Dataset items

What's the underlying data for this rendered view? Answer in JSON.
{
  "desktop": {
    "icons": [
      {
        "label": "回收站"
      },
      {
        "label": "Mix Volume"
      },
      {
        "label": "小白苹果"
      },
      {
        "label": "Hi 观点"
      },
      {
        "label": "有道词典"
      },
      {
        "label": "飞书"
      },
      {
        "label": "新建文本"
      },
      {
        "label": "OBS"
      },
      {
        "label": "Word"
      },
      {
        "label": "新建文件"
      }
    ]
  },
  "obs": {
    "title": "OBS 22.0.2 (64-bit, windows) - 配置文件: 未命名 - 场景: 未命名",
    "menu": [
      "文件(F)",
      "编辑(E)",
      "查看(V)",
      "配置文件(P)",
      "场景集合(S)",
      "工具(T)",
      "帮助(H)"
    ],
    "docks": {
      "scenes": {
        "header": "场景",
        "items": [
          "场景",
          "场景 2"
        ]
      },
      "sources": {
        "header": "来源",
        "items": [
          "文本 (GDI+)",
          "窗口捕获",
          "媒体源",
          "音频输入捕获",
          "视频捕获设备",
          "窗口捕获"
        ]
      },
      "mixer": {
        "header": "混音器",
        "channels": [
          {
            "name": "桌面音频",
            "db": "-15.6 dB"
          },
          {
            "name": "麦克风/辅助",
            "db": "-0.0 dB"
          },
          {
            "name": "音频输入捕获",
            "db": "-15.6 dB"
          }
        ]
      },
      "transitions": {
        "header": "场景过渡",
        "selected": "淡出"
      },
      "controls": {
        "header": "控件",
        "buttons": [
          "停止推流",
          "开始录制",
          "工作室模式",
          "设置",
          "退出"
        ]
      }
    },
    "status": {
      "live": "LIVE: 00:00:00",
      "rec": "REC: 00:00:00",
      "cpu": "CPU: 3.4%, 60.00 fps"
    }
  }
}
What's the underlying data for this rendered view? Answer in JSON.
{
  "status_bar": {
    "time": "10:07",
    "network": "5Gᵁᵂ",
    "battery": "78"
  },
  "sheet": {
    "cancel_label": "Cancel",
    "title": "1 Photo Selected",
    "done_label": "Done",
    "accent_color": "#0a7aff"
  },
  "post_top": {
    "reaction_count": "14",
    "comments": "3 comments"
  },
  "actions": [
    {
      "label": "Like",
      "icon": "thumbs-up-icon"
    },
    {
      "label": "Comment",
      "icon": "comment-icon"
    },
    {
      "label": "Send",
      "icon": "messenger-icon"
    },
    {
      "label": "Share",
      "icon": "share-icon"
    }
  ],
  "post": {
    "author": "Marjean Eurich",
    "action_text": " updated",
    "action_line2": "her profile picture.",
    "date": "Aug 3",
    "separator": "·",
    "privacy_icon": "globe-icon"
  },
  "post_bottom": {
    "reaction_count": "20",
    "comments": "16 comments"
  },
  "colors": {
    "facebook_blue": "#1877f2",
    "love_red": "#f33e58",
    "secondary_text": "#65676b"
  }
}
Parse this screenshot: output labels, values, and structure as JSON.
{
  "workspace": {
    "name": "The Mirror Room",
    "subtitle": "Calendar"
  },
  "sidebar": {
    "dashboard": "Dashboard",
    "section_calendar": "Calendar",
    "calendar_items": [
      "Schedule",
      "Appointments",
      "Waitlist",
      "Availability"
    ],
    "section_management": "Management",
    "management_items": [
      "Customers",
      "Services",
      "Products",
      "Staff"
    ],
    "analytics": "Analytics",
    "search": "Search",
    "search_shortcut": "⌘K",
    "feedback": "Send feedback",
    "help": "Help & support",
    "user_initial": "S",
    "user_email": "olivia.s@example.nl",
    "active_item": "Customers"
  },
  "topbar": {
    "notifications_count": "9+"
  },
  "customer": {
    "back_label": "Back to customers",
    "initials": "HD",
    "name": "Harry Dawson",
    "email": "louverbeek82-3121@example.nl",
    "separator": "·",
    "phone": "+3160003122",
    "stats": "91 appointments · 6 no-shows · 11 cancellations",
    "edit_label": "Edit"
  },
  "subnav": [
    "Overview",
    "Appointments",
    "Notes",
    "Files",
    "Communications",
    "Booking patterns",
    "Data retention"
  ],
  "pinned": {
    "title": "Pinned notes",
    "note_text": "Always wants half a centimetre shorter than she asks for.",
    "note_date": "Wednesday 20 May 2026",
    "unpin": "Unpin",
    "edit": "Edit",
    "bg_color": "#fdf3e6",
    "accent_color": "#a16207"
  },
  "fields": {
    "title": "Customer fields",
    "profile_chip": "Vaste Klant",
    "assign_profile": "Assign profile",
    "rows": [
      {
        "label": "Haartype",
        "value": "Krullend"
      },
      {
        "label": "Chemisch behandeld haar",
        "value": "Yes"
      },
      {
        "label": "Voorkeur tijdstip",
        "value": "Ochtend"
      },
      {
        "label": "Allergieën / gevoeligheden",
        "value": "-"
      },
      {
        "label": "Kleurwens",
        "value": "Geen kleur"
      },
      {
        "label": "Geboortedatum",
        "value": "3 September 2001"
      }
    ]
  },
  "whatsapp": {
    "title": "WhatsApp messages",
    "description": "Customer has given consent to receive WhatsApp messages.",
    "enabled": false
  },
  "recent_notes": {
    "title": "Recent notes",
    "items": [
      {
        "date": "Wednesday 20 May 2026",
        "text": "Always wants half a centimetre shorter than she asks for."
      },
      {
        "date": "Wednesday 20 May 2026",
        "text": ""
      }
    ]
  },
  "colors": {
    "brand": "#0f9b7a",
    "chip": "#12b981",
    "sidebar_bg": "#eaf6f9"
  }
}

**WHAT YOU NEED TO DO:** Every line above should be printed again exactly as it stands.

**EXPECTED ANSWER:**
What's the underlying data for this rendered view? Answer in JSON.
{
  "desktop": {
    "icons": [
      {
        "label": "回收站"
      },
      {
        "label": "Mix Volume"
      },
      {
        "label": "小白苹果"
      },
      {
        "label": "Hi 观点"
      },
      {
        "label": "有道词典"
      },
      {
        "label": "飞书"
      },
      {
        "label": "新建文本"
      },
      {
        "label": "OBS"
      },
      {
        "label": "Word"
      },
      {
        "label": "新建文件"
      }
    ]
  },
  "obs": {
    "title": "OBS 22.0.2 (64-bit, windows) - 配置文件: 未命名 - 场景: 未命名",
    "menu": [
      "文件(F)",
      "编辑(E)",
      "查看(V)",
      "配置文件(P)",
      "场景集合(S)",
      "工具(T)",
      "帮助(H)"
    ],
    "docks": {
      "scenes": {
        "header": "场景",
        "items": [
          "场景",
          "场景 2"
        ]
      },
      "sources": {
        "header": "来源",
        "items": [
          "文本 (GDI+)",
          "窗口捕获",
          "媒体源",
          "音频输入捕获",
          "视频捕获设备",
          "窗口捕获"
        ]
      },
      "mixer": {
        "header": "混音器",
        "channels": [
          {
            "name": "桌面音频",
            "db": "-15.6 dB"
          },
          {
            "name": "麦克风/辅助",
            "db": "-0.0 dB"
          },
          {
            "name": "音频输入捕获",
            "db": "-15.6 dB"
          }
        ]
      },
      "transitions": {
        "header": "场景过渡",
        "selected": "淡出"
      },
      "controls": {
        "header": "控件",
        "buttons": [
          "停止推流",
          "开始录制",
          "工作室模式",
          "设置",
          "退出"
        ]
      }
    },
    "status": {
      "live": "LIVE: 00:00:00",
      "rec": "REC: 00:00:00",
      "cpu": "CPU: 3.4%, 60.00 fps"
    }
  }
}
What's the underlying data for this rendered view? Answer in JSON.
{
  "status_bar": {
    "time": "10:07",
    "network": "5Gᵁᵂ",
    "battery": "78"
  },
  "sheet": {
    "cancel_label": "Cancel",
    "title": "1 Photo Selected",
    "done_label": "Done",
    "accent_color": "#0a7aff"
  },
  "post_top": {
    "reaction_count": "14",
    "comments": "3 comments"
  },
  "actions": [
    {
      "label": "Like",
      "icon": "thumbs-up-icon"
    },
    {
      "label": "Comment",
      "icon": "comment-icon"
    },
    {
      "label": "Send",
      "icon": "messenger-icon"
    },
    {
      "label": "Share",
      "icon": "share-icon"
    }
  ],
  "post": {
    "author": "Marjean Eurich",
    "action_text": " updated",
    "action_line2": "her profile picture.",
    "date": "Aug 3",
    "separator": "·",
    "privacy_icon": "globe-icon"
  },
  "post_bottom": {
    "reaction_count": "20",
    "comments": "16 comments"
  },
  "colors": {
    "facebook_blue": "#1877f2",
    "love_red": "#f33e58",
    "secondary_text": "#65676b"
  }
}
Parse this screenshot: output labels, values, and structure as JSON.
{
  "workspace": {
    "name": "The Mirror Room",
    "subtitle": "Calendar"
  },
  "sidebar": {
    "dashboard": "Dashboard",
    "section_calendar": "Calendar",
    "calendar_items": [
      "Schedule",
      "Appointments",
      "Waitlist",
      "Availability"
    ],
    "section_management": "Management",
    "management_items": [
      "Customers",
      "Services",
      "Products",
      "Staff"
    ],
    "analytics": "Analytics",
    "search": "Search",
    "search_shortcut": "⌘K",
    "feedback": "Send feedback",
    "help": "Help & support",
    "user_initial": "S",
    "user_email": "olivia.s@example.nl",
    "active_item": "Customers"
  },
  "topbar": {
    "notifications_count": "9+"
  },
  "customer": {
    "back_label": "Back to customers",
    "initials": "HD",
    "name": "Harry Dawson",
    "email": "louverbeek82-3121@example.nl",
    "separator": "·",
    "phone": "+3160003122",
    "stats": "91 appointments · 6 no-shows · 11 cancellations",
    "edit_label": "Edit"
  },
  "subnav": [
    "Overview",
    "Appointments",
    "Notes",
    "Files",
    "Communications",
    "Booking patterns",
    "Data retention"
  ],
  "pinned": {
    "title": "Pinned notes",
    "note_text": "Always wants half a centimetre shorter than she asks for.",
    "note_date": "Wednesday 20 May 2026",
    "unpin": "Unpin",
    "edit": "Edit",
    "bg_color": "#fdf3e6",
    "accent_color": "#a16207"
  },
  "fields": {
    "title": "Customer fields",
    "profile_chip": "Vaste Klant",
    "assign_profile": "Assign profile",
    "rows": [
      {
        "label": "Haartype",
        "value": "Krullend"
      },
      {
        "label": "Chemisch behandeld haar",
        "value": "Yes"
      },
      {
        "label": "Voorkeur tijdstip",
        "value": "Ochtend"
      },
      {
        "label": "Allergieën / gevoeligheden",
        "value": "-"
      },
      {
        "label": "Kleurwens",
        "value": "Geen kleur"
      },
      {
        "label": "Geboortedatum",
        "value": "3 September 2001"
      }
    ]
  },
  "whatsapp": {
    "title": "WhatsApp messages",
    "description": "Customer has given consent to receive WhatsApp messages.",
    "enabled": false
  },
  "recent_notes": {
    "title": "Recent notes",
    "items": [
      {
        "date": "Wednesday 20 May 2026",
        "text": "Always wants half a centimetre shorter than she asks for."
      },
      {
        "date": "Wednesday 20 May 2026",
        "text": ""
      }
    ]
  },
  "colors": {
    "brand": "#0f9b7a",
    "chip": "#12b981",
    "sidebar_bg": "#eaf6f9"
  }
}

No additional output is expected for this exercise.